▸ **Extrait source**
Ce qui s’est dit à Bruxelles

Le 16 octobre, Sauvons l’Europe organisait un banquet européen à Bruxelles, à la Moule sacrée. Nous en rapportons ici la substantifique moelle.

CONFERENCE

Jean Monnet reconnaîtrait-il encore l’Europe?

Par Jacques-René RABIER

Ancien directeur de cabinet de Jean Monnet

Directeur général honoraire de l’information à la Commission européenne

Fondateur de l’Eurobaromètre

Jacques Rabier a rappelé ce qu’était « la méthode Monnet » (en précisant qu’il ne faut pas prendre le mot « méthode au sens cartésien du terme puisqu’il s’agissait bien plus d’une pratique !) et exposé quels enseignements nous pouvons en tirer dans la situation actuelle de l’Europe et de l’Union européenne : 1° Choisir son projet et son moment, compte tenu des circonstances, et notamment des situations de crise, alors que tout le monde cherche des solutions (ou des camouflages) aux problèmes. 2° Ne poursuivre qu’un seul objectif à la fois, même si cet objectif ne constitue qu’une étape dans un long cheminement vers un but plus lointain. D’où la question : quel est l’objectif aujourd’hui ? Qu’est ce que cela signifie quand les Etats membres se déclarent, dans le Préambule du Traité de Lisbonne, «résolus à poursuivre le processus créant une union sans cesse plus étroite entre les peuples de l’Europe » ? 3° Dans une discussion entre partenaires ayant des objectifs ou des intérêts différents, voire opposés, s’efforcer de parvenir à un accord sur l’objectif à atteindre, c’est-à-dire sur ce qui est – à long terme – d’intérêt commun, avant de discuter en détail les moyens et les étapes qui pourront permettre d’y parvenir. 4° Enfin et surtout, car c’est là le principal enseignement que l’on peut tirer de la « méthode Monnet » : faire confiance aux autres, à ses interlocuteurs dans une discussion, à ses partenaires dans une négociation ; leur faire confiance afin d’obtenir en retour leur confiance, sans aveuglement ni naïveté, mais sans arrière-pensées. Monnet, en ce sens, c’est l’Anti-Machiavel.

▸ **Données**
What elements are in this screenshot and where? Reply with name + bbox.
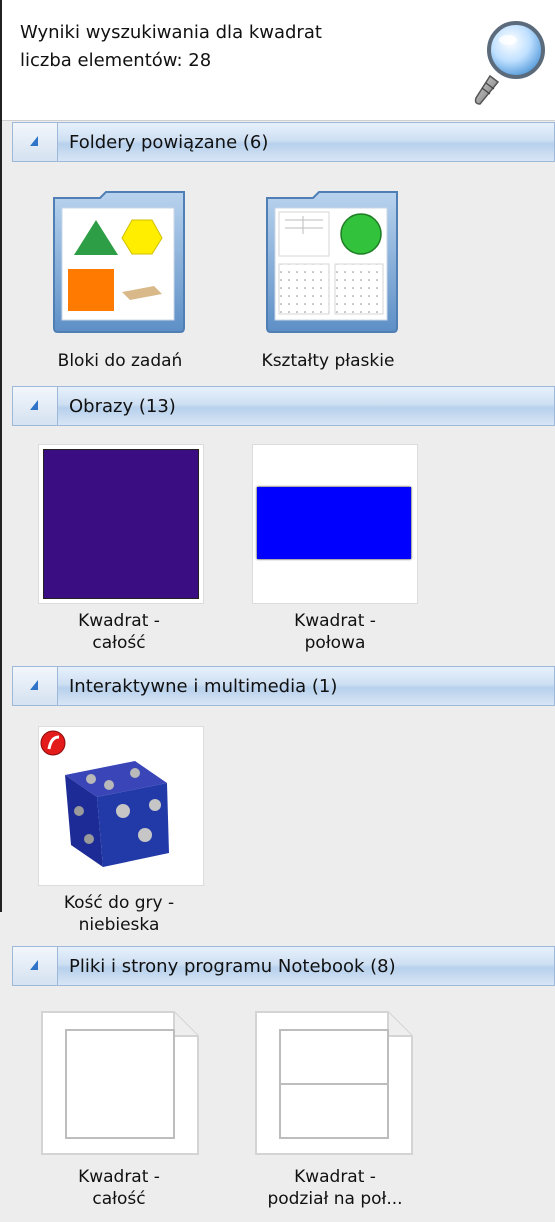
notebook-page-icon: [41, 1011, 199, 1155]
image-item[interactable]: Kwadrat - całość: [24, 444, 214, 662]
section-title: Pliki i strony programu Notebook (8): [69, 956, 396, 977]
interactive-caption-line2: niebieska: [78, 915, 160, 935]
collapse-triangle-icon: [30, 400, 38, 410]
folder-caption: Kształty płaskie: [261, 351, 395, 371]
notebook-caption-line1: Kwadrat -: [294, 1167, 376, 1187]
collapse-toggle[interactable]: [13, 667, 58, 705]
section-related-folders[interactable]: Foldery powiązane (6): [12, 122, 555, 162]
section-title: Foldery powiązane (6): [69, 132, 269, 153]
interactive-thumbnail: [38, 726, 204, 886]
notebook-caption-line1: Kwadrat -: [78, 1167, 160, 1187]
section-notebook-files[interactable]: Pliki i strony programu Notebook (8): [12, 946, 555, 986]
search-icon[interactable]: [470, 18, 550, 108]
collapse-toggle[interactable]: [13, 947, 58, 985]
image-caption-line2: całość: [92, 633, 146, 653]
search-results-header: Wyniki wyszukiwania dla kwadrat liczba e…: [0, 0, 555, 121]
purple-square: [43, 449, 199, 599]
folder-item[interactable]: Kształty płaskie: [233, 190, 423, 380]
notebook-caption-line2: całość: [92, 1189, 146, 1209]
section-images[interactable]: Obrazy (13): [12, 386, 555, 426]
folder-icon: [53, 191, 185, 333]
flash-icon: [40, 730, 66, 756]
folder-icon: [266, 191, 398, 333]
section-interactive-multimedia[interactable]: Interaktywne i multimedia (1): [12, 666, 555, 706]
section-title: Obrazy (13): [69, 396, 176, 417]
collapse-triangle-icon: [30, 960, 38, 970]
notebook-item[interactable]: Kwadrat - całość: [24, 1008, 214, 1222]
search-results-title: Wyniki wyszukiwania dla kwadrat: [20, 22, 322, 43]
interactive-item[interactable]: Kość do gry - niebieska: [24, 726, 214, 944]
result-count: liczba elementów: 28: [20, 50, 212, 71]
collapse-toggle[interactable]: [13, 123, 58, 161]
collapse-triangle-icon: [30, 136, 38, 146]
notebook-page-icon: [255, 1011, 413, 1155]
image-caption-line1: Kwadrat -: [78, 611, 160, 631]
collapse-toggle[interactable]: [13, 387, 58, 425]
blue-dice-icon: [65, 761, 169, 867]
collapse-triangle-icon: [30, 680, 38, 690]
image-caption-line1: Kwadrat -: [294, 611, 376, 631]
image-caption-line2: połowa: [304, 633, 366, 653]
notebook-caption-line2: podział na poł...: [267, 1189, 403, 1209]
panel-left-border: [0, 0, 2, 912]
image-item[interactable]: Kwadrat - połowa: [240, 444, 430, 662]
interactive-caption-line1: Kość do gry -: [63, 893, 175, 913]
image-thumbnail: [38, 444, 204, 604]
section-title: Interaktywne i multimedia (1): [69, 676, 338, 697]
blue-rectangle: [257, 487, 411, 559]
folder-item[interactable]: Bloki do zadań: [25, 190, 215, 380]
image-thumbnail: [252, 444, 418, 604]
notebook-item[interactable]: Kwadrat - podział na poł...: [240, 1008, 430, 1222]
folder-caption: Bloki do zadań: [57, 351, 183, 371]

---

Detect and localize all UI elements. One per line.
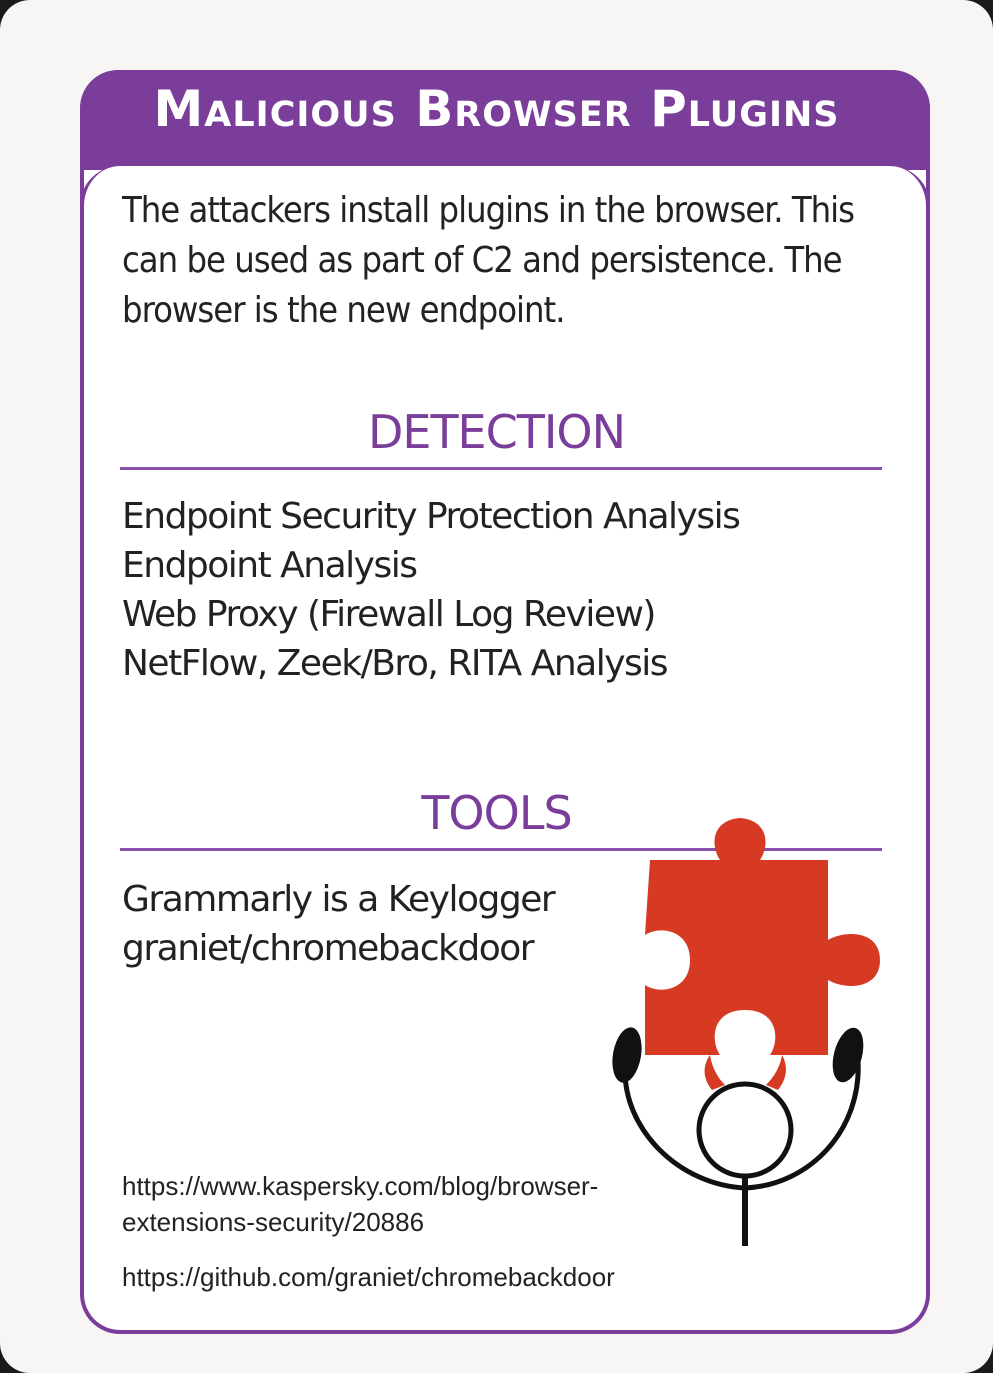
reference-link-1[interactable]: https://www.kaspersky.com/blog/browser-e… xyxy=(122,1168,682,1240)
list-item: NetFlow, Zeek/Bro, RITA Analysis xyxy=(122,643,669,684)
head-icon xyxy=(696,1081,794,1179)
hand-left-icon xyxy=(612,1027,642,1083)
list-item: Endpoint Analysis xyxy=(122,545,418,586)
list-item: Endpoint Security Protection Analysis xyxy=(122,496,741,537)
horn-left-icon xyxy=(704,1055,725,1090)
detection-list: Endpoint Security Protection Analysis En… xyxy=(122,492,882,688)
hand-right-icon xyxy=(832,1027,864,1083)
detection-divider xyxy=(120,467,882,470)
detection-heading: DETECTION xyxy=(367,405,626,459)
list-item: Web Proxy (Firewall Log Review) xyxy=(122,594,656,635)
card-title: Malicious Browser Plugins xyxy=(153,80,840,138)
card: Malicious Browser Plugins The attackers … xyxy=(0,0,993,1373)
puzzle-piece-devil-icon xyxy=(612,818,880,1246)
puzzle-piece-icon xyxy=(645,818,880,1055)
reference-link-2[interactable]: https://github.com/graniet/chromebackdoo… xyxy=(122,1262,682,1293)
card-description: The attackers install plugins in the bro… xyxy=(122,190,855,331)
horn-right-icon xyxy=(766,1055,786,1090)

▸ **Consigne**
Extrayez du texte sur la méthode Monnet le passage qui va de « Ce qui s’est » jusqu'à « reconnaîtrait-il encore l’Europe? » inclus, en le recopiant mot pour mot.

▸ **Réponse attendue**
Ce qui s’est dit à Bruxelles

Le 16 octobre, Sauvons l’Europe organisait un banquet européen à Bruxelles, à la Moule sacrée. Nous en rapportons ici la substantifique moelle.

CONFERENCE

Jean Monnet reconnaîtrait-il encore l’Europe?